- Material for this exercise
________________________________________

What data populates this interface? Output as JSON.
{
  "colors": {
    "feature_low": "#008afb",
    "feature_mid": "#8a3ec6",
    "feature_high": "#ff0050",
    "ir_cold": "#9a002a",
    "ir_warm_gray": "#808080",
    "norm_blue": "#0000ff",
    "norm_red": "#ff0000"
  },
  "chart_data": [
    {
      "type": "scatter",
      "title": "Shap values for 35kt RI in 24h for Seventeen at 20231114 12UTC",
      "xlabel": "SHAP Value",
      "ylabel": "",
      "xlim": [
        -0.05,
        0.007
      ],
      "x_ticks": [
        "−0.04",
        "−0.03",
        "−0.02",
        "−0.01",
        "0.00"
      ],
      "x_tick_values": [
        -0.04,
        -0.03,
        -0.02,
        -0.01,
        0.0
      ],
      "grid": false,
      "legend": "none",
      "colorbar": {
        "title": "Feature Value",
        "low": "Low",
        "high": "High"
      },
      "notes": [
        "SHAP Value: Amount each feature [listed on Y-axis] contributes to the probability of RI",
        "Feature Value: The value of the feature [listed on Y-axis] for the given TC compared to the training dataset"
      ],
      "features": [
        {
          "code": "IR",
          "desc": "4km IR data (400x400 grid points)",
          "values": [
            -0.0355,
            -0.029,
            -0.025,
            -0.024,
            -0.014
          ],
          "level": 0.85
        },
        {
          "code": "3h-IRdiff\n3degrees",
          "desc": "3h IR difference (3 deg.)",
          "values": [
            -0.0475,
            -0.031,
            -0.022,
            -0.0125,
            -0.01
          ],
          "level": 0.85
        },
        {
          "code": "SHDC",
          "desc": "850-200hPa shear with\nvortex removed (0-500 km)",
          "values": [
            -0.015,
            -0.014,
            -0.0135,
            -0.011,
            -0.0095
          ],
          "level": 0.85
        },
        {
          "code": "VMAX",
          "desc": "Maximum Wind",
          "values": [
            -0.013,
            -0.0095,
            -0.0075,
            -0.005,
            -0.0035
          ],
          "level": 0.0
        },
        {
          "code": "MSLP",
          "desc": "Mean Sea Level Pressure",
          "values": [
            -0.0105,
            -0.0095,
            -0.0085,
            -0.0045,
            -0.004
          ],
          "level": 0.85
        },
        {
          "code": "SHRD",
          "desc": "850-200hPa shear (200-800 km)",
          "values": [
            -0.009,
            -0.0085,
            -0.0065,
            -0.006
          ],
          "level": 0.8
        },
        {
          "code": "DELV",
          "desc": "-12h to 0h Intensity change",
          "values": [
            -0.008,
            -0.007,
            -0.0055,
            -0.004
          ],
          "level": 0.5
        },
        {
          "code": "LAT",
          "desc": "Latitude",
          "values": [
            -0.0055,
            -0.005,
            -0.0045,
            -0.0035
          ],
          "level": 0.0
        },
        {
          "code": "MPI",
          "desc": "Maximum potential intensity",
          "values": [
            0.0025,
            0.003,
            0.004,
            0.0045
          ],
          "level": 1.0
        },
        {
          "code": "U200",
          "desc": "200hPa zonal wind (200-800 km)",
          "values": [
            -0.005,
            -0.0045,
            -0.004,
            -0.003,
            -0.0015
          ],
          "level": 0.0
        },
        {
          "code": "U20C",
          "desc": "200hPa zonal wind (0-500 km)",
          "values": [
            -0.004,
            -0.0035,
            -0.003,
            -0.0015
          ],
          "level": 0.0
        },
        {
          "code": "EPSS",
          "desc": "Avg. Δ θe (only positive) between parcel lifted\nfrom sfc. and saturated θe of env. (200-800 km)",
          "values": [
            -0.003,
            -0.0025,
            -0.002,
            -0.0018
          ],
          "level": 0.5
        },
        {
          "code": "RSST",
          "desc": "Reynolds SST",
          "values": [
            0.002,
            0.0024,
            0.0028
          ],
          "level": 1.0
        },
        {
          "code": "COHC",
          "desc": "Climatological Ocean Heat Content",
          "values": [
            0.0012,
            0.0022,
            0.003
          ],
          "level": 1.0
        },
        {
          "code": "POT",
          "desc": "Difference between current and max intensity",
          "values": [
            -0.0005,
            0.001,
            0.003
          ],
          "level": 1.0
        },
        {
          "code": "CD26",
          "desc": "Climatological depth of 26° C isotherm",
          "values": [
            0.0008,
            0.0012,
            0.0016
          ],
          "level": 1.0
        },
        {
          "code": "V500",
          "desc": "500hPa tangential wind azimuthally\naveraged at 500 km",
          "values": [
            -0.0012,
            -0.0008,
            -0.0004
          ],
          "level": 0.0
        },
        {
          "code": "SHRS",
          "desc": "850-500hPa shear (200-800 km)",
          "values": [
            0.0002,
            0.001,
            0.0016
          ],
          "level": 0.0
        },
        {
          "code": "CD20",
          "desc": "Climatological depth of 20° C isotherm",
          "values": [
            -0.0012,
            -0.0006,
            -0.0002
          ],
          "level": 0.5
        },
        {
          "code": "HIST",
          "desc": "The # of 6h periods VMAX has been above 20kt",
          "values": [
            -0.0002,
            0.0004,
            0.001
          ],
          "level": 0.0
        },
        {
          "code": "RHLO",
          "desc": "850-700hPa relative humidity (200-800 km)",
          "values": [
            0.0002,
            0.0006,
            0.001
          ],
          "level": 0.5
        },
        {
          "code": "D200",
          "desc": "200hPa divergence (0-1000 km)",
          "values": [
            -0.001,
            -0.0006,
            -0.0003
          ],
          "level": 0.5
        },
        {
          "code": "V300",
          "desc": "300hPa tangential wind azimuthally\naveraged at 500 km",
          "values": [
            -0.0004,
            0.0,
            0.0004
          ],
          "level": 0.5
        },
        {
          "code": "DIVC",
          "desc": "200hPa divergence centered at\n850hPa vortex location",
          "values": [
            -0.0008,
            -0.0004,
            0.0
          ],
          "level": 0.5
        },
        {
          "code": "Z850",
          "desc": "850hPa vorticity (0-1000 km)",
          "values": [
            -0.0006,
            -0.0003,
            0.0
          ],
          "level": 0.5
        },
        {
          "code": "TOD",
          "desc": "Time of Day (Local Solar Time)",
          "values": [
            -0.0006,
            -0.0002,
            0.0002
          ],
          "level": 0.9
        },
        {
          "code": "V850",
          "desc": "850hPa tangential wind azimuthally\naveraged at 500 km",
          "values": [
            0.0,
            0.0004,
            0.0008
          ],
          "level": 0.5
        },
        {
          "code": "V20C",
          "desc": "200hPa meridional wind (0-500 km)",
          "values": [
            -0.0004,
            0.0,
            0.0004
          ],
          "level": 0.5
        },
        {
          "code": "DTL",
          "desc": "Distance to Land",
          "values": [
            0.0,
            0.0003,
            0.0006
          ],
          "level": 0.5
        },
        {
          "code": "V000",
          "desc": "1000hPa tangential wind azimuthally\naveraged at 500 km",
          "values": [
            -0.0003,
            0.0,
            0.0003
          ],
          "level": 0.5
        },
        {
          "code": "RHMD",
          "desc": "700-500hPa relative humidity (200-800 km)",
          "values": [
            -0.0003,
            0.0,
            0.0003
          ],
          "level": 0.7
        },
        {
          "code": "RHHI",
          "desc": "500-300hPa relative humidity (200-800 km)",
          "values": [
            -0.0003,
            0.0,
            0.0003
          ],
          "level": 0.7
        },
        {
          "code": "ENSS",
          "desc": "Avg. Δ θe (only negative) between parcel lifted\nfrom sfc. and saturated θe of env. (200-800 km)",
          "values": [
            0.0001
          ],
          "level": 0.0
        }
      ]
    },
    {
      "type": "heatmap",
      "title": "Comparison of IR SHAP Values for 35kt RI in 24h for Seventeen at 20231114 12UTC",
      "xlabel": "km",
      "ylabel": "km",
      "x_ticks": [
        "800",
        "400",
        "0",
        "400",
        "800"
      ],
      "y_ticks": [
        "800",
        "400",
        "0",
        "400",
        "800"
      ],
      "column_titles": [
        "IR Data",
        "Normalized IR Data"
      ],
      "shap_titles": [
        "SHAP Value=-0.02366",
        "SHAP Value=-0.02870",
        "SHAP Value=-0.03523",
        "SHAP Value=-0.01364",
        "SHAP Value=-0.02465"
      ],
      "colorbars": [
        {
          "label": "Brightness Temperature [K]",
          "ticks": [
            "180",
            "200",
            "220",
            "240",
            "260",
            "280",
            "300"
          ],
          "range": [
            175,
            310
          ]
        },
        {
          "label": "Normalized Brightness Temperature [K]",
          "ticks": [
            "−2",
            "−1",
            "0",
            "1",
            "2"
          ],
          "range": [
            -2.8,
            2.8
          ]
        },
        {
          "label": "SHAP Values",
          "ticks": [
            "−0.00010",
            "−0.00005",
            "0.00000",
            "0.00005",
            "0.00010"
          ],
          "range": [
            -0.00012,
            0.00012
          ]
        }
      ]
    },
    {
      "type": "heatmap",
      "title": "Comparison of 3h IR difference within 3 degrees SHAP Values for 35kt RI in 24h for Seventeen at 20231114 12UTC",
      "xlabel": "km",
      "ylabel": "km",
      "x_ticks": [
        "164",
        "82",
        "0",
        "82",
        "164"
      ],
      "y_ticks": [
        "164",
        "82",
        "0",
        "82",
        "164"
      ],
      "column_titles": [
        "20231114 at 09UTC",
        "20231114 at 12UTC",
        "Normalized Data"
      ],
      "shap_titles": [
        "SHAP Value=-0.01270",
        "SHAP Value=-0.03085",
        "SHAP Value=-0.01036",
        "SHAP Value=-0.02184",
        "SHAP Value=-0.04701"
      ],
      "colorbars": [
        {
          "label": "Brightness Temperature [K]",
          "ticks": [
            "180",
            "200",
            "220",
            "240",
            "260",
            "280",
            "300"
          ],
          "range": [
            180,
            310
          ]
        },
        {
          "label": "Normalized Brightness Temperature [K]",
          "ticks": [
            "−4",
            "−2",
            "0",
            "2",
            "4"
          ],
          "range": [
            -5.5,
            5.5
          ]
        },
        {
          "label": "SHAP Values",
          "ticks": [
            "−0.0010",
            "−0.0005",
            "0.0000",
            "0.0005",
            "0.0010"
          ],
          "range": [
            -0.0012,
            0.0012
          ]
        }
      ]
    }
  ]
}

________________________________________

- Challenge
Look through the material above. Copy each line where the word "grid" appears.

- Exercise response
      "grid": false,
          "desc": "4km IR data (400x400 grid points)",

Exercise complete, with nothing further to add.